> _Data for this exercise_
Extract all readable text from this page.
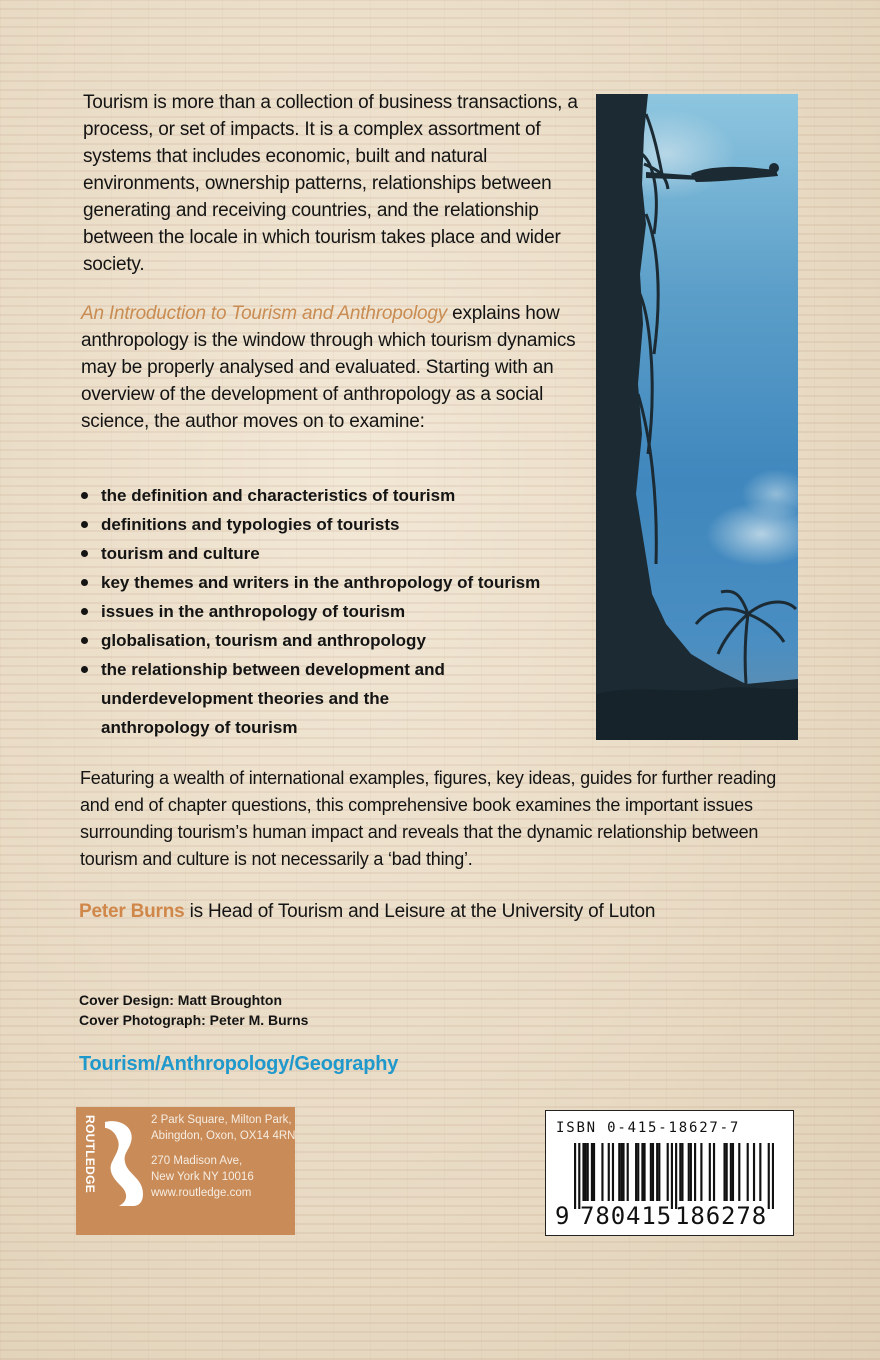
Tourism is more than a collection of business transactions, a process, or set of impacts. It is a complex assortment of systems that includes economic, built and natural environments, ownership patterns, relationships between generating and receiving countries, and the relationship between the locale in which tourism takes place and wider society.

An Introduction to Tourism and Anthropology explains how anthropology is the window through which tourism dynamics may be properly analysed and evaluated. Starting with an overview of the development of anthropology as a social science, the author moves on to examine:

the definition and characteristics of tourism
definitions and typologies of tourists
tourism and culture
key themes and writers in the anthropology of tourism
issues in the anthropology of tourism
globalisation, tourism and anthropology
the relationship between development and underdevelopment theories and the anthropology of tourism

Featuring a wealth of international examples, figures, key ideas, guides for further reading and end of chapter questions, this comprehensive book examines the important issues surrounding tourism’s human impact and reveals that the dynamic relationship between tourism and culture is not necessarily a ‘bad thing’.

Peter Burns is Head of Tourism and Leisure at the University of Luton

Cover Design: Matt Broughton
Cover Photograph: Peter M. Burns
Tourism/Anthropology/Geography
ROUTLEDGE	2 Park Square, Milton Park,
Abingdon, Oxon, OX14 4RN
270 Madison Ave,
New York NY 10016
www.routledge.com
ISBN 0-415-18627-7
9 780415 186278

> _Given task_
Go through the material above and print all of it exactly, except the pictures.

> _Worked answer_
Extract all readable text from this page.
Tourism is more than a collection of business transactions, a process, or set of impacts. It is a complex assortment of systems that includes economic, built and natural environments, ownership patterns, relationships between generating and receiving countries, and the relationship between the locale in which tourism takes place and wider society.

An Introduction to Tourism and Anthropology explains how anthropology is the window through which tourism dynamics may be properly analysed and evaluated. Starting with an overview of the development of anthropology as a social science, the author moves on to examine:

the definition and characteristics of tourism
definitions and typologies of tourists
tourism and culture
key themes and writers in the anthropology of tourism
issues in the anthropology of tourism
globalisation, tourism and anthropology
the relationship between development and underdevelopment theories and the anthropology of tourism

Featuring a wealth of international examples, figures, key ideas, guides for further reading and end of chapter questions, this comprehensive book examines the important issues surrounding tourism’s human impact and reveals that the dynamic relationship between tourism and culture is not necessarily a ‘bad thing’.

Peter Burns is Head of Tourism and Leisure at the University of Luton

Cover Design: Matt Broughton
Cover Photograph: Peter M. Burns
Tourism/Anthropology/Geography
ROUTLEDGE	2 Park Square, Milton Park,
Abingdon, Oxon, OX14 4RN
270 Madison Ave,
New York NY 10016
www.routledge.com
ISBN 0-415-18627-7
9 780415 186278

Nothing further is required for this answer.